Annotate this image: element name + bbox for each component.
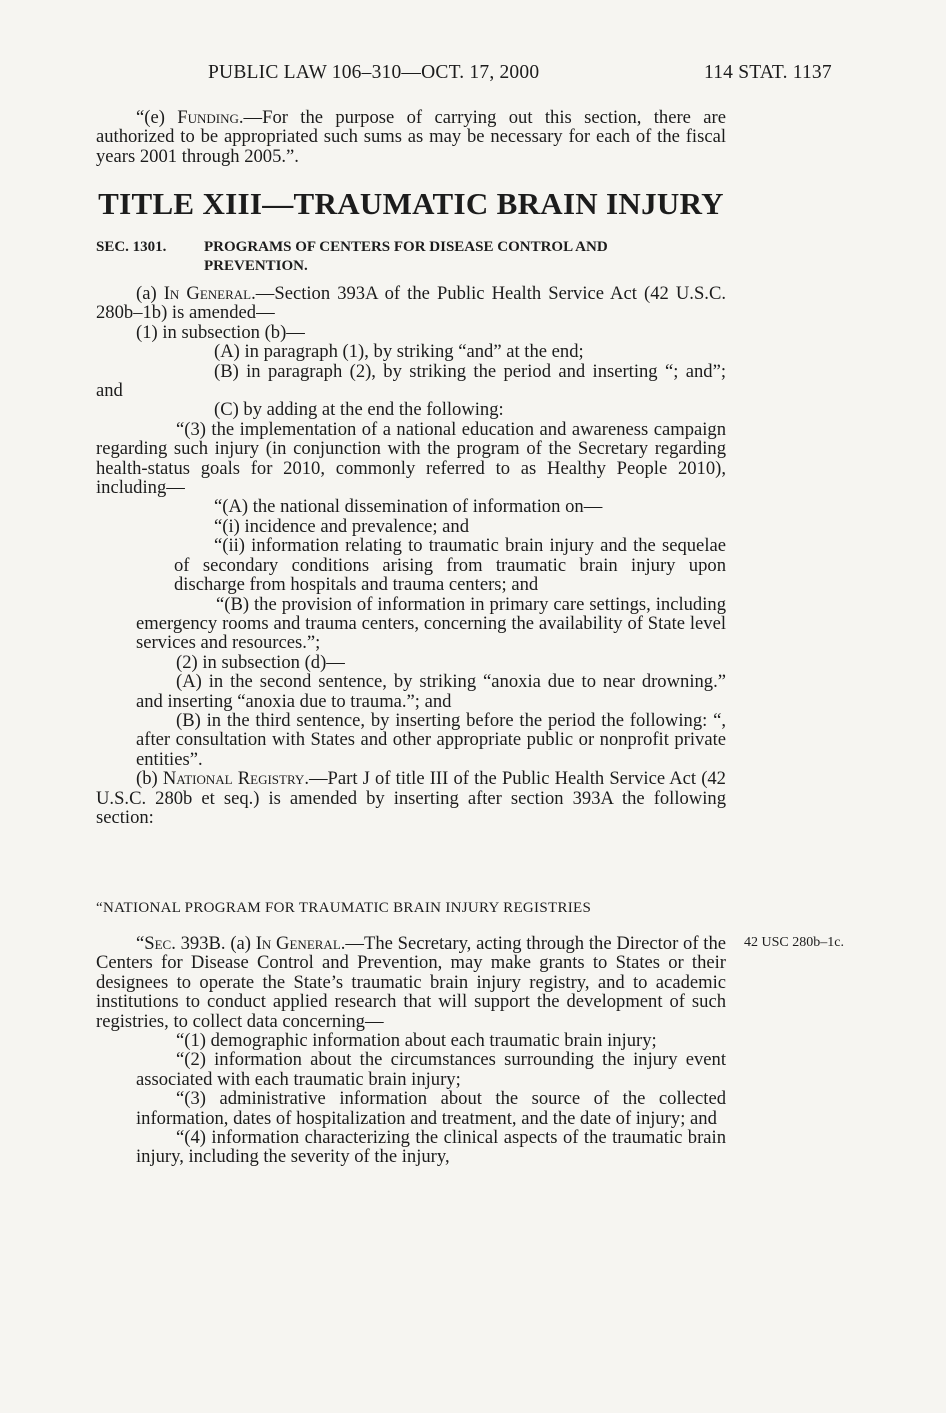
funding-paragraph	[96, 108, 726, 166]
item-2: (2) in subsection (d)—	[176, 651, 345, 673]
section-title-line2: PREVENTION.	[204, 258, 308, 274]
registry-item-2: “(2) information about the circumstances surrounding the injury event associated with each traumatic brain injury;	[136, 1049, 726, 1090]
section-number: SEC. 1301.	[96, 239, 167, 255]
section-heading	[96, 238, 726, 276]
registry-item-3: “(3) administrative information about the source of the collected information, dates of hospitalization and treatment, and the date of injury; and	[136, 1088, 726, 1129]
item-1B: (B) in paragraph (2), by striking the period and inserting “; and”; and	[96, 360, 726, 402]
title-heading: TITLE XIII—TRAUMATIC BRAIN INJURY	[98, 186, 724, 221]
item-2B: (B) in the third sentence, by inserting before the period the following: “, after consultation with States and other appropriate public or nonprofit private entities”.	[136, 709, 726, 770]
para-a: (a) In General.—Section 393A of the Public Health Service Act (42 U.S.C. 280b–1b) is amended—	[96, 283, 726, 324]
para-b: (b) National Registry.—Part J of title III of the Public Health Service Act (42 U.S.C. 280b et seq.) is amended by inserting after section 393A the following section:	[96, 768, 726, 828]
header-stat-page: 114 STAT. 1137	[704, 62, 832, 83]
sec-393b-intro: “Sec. 393B. (a) In General.—The Secretary, acting through the Director of the Centers for Disease Control and Prevention, may make grants to States or their designees to operate the State’s traumatic brain injury registry, and to academic institutions to conduct applied research that will support the development of such registries, to collect data concerning—	[96, 933, 726, 1032]
registry-item-1: “(1) demographic information about each traumatic brain injury;	[176, 1030, 657, 1052]
section-393b-body	[96, 934, 726, 1167]
item-1C: (C) by adding at the end the following:	[214, 399, 504, 421]
funding-text: “(e) Funding.—For the purpose of carrying out this section, there are authorized to be appropriated such sums as may be necessary for each of the fiscal years 2001 through 2005.”.	[96, 107, 726, 167]
margin-usc-citation: 42 USC 280b–1c.	[744, 935, 844, 950]
item-2A: (A) in the second sentence, by striking “anoxia due to near drowning.” and inserting “anoxia due to trauma.”; and	[136, 671, 726, 712]
quoted-para-3B: “(B) the provision of information in primary care settings, including emergency rooms and trauma centers, concerning the availability of State level services and resources.”;	[136, 593, 726, 654]
header-law-citation: PUBLIC LAW 106–310—OCT. 17, 2000	[208, 62, 540, 83]
item-1: (1) in subsection (b)—	[136, 321, 305, 343]
registry-item-4: “(4) information characterizing the clinical aspects of the traumatic brain injury, including the severity of the injury,	[136, 1127, 726, 1168]
registry-subheading: “NATIONAL PROGRAM FOR TRAUMATIC BRAIN INJURY REGISTRIES	[96, 900, 592, 916]
amendments-body	[96, 284, 726, 827]
quoted-para-3A: “(A) the national dissemination of information on—	[214, 496, 603, 518]
item-1A: (A) in paragraph (1), by striking “and” at the end;	[214, 341, 584, 363]
quoted-para-3Aii: “(ii) information relating to traumatic brain injury and the sequelae of secondary conditions arising from traumatic brain injury upon discharge from hospitals and trauma centers; and	[174, 535, 726, 596]
section-title-line1: PROGRAMS OF CENTERS FOR DISEASE CONTROL AND	[204, 239, 608, 255]
quoted-para-3: “(3) the implementation of a national education and awareness campaign regarding such injury (in conjunction with the program of the Secretary regarding health-status goals for 2010, commonly referred to as Healthy People 2010), including—	[96, 418, 726, 499]
quoted-para-3Ai: “(i) incidence and prevalence; and	[214, 515, 470, 537]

——

## DIRECTIONS:
Which lines in the records above contain the word "with"? List each of those lines in full.

## WRITTEN ANSWER:
registry-item-2: “(2) information about the circumstances surrounding the injury event associated with each traumatic brain injury;	[136, 1049, 726, 1090]
item-2B: (B) in the third sentence, by inserting before the period the following: “, after consultation with States and other appropriate public or nonprofit private entities”.	[136, 709, 726, 770]
quoted-para-3: “(3) the implementation of a national education and awareness campaign regarding such injury (in conjunction with the program of the Secretary regarding health-status goals for 2010, commonly referred to as Healthy People 2010), including—	[96, 418, 726, 499]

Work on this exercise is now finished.